Region boundary data
____________________

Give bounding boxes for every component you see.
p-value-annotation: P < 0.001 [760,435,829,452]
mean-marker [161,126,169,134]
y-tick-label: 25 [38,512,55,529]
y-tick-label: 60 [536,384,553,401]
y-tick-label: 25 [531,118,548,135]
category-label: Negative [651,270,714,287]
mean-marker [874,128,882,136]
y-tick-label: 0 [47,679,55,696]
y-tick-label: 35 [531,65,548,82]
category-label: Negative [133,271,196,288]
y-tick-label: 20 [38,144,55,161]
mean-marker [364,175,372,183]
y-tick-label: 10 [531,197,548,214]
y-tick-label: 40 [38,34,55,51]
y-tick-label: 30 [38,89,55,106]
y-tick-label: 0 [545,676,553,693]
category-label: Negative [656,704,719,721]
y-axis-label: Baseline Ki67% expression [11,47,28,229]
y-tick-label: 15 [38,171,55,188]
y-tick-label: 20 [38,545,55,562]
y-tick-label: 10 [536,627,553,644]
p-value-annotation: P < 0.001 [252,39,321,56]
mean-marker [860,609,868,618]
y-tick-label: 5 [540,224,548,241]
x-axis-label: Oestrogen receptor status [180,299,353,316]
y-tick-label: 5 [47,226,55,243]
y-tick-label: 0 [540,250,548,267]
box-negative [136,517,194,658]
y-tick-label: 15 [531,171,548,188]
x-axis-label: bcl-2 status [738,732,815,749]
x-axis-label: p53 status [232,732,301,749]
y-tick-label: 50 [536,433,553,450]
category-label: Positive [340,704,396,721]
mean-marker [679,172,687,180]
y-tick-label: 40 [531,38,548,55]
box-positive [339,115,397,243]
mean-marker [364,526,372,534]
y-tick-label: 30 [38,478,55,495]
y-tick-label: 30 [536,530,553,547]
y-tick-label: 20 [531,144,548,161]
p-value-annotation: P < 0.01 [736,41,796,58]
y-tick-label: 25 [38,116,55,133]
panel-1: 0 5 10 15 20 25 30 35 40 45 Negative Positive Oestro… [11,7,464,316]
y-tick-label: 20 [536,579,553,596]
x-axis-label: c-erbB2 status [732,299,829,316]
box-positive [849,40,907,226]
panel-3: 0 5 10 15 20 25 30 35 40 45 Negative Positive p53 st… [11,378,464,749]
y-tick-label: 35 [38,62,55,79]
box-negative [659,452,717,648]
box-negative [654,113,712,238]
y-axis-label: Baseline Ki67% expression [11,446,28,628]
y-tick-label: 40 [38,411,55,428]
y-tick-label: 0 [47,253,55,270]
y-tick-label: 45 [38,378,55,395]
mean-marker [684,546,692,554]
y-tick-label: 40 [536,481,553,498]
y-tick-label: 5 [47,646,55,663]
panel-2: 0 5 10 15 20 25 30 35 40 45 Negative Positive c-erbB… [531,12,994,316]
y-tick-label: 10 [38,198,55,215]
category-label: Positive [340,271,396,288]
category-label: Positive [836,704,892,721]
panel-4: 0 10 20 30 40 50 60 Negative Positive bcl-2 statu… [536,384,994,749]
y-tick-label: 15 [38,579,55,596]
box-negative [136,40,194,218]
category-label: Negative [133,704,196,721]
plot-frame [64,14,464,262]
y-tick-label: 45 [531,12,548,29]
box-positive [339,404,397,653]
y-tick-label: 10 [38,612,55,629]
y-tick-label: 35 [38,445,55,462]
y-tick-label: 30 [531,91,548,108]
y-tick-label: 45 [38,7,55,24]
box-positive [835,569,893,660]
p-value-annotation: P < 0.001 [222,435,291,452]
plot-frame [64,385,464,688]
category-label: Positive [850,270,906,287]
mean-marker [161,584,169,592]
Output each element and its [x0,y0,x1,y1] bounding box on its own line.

____________________

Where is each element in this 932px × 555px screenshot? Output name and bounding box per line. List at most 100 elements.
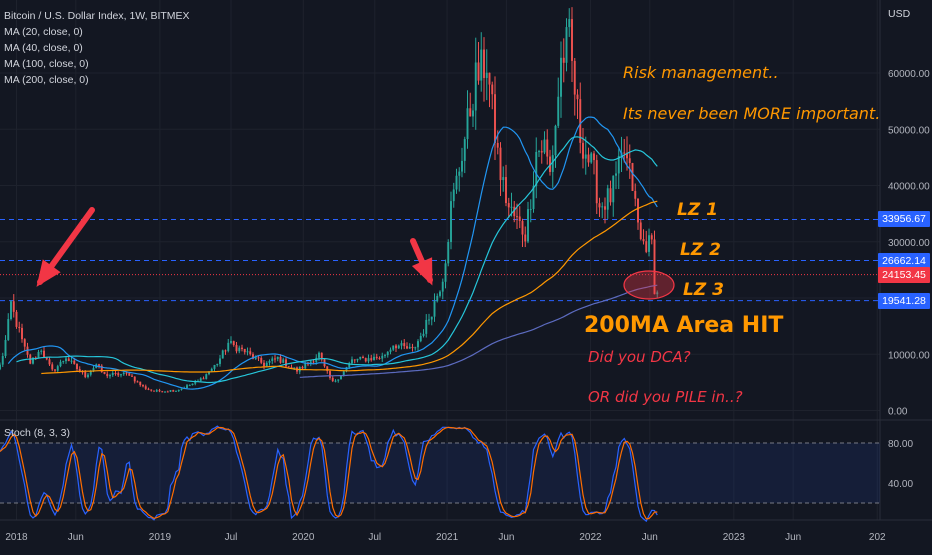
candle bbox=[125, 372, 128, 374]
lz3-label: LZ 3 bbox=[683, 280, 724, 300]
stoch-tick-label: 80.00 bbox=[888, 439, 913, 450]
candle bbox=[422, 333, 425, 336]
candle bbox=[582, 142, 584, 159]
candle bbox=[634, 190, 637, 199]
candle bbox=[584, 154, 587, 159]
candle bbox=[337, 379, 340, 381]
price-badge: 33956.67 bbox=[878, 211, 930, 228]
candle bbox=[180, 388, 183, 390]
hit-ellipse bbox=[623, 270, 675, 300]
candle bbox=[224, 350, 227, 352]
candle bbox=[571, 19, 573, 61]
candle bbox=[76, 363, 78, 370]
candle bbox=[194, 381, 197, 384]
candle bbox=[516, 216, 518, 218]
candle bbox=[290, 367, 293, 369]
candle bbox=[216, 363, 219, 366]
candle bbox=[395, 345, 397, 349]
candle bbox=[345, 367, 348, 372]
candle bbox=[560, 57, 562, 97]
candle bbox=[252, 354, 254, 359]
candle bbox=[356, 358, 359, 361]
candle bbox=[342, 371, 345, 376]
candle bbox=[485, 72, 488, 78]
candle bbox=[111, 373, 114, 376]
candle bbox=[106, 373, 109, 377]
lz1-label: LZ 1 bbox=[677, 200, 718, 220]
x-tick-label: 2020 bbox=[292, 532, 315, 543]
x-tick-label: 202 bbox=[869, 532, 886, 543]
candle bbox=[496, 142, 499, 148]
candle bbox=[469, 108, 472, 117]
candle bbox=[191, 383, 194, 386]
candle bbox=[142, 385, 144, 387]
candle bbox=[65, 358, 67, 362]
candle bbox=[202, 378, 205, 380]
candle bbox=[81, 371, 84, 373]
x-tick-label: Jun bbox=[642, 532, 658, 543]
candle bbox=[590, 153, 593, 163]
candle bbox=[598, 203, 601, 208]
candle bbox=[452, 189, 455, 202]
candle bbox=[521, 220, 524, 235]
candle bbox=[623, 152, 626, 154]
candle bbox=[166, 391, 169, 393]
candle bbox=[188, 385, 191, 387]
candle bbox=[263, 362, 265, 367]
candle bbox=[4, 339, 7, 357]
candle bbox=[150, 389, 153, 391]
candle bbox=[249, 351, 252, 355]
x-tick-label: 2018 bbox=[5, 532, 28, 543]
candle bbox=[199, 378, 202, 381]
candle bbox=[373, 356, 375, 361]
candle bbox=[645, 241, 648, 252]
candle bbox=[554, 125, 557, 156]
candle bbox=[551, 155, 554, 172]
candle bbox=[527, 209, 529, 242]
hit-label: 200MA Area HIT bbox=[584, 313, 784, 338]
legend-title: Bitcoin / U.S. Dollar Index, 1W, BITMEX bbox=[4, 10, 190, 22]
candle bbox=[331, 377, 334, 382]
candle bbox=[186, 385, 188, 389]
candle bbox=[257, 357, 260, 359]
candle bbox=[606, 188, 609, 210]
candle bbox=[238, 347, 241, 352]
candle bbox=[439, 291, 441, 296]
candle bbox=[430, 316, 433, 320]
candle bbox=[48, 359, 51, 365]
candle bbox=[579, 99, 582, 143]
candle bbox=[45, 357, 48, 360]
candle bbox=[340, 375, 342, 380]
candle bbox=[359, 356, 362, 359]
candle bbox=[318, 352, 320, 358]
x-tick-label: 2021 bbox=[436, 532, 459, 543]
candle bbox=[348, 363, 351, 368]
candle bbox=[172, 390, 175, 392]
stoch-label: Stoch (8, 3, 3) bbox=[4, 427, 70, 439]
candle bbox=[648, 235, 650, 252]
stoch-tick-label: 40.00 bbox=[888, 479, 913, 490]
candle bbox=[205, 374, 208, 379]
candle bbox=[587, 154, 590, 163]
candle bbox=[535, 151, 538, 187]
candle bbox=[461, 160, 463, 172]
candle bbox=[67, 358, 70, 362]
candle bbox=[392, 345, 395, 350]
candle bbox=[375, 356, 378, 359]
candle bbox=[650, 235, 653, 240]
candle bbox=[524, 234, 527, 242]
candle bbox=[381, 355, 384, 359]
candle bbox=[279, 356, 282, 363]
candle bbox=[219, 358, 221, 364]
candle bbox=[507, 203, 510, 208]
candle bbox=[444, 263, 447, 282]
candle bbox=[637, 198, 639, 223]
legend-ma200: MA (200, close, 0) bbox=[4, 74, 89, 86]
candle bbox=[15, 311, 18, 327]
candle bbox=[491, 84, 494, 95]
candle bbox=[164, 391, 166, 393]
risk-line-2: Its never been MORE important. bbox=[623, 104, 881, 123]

____________________

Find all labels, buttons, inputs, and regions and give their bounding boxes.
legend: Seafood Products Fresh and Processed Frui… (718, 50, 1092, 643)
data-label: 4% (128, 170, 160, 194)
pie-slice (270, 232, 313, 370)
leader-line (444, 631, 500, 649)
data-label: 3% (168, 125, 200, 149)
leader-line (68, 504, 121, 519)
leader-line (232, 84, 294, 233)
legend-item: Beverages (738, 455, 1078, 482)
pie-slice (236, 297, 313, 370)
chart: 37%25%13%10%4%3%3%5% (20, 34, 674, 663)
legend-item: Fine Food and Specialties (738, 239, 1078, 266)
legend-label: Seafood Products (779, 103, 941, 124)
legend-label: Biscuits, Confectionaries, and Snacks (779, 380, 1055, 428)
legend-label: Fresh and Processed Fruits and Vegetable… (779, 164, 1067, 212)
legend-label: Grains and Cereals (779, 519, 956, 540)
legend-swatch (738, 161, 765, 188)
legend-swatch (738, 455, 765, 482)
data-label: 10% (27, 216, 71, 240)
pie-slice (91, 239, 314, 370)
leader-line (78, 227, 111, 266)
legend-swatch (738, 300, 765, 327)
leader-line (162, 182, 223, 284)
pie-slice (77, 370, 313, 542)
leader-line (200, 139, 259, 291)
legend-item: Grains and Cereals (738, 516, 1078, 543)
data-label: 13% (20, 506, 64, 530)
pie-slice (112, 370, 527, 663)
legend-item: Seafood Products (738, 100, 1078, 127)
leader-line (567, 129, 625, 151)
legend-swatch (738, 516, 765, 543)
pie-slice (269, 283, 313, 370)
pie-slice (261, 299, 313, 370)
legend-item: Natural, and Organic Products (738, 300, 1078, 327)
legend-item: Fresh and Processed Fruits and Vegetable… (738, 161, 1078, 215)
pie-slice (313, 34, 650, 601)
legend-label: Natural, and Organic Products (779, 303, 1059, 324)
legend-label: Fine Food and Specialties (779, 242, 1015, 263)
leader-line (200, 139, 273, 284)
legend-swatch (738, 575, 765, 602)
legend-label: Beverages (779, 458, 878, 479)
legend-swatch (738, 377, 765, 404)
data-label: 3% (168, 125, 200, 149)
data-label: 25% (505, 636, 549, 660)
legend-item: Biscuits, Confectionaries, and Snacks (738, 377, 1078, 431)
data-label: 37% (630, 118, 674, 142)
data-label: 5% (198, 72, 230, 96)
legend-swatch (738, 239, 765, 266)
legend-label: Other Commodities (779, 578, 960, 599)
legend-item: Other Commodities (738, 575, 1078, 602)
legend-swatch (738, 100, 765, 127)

____________________

• YOUR TASK:
Express the stretch of item lines from the one containing "Give bounding boxes" through the one containing "y-tick-label: 20 [38,144,55,161]" as a JSON list of strings. Use one string per line and leave out any blank lines.

• REPLY TO THE TASK:
[
  "Give bounding boxes for every component you see.",
  "p-value-annotation: P < 0.001 [760,435,829,452]",
  "mean-marker [161,126,169,134]",
  "y-tick-label: 25 [38,512,55,529]",
  "y-tick-label: 60 [536,384,553,401]",
  "y-tick-label: 25 [531,118,548,135]",
  "category-label: Negative [651,270,714,287]",
  "mean-marker [874,128,882,136]",
  "y-tick-label: 0 [47,679,55,696]",
  "y-tick-label: 35 [531,65,548,82]",
  "category-label: Negative [133,271,196,288]",
  "y-tick-label: 20 [38,144,55,161]"
]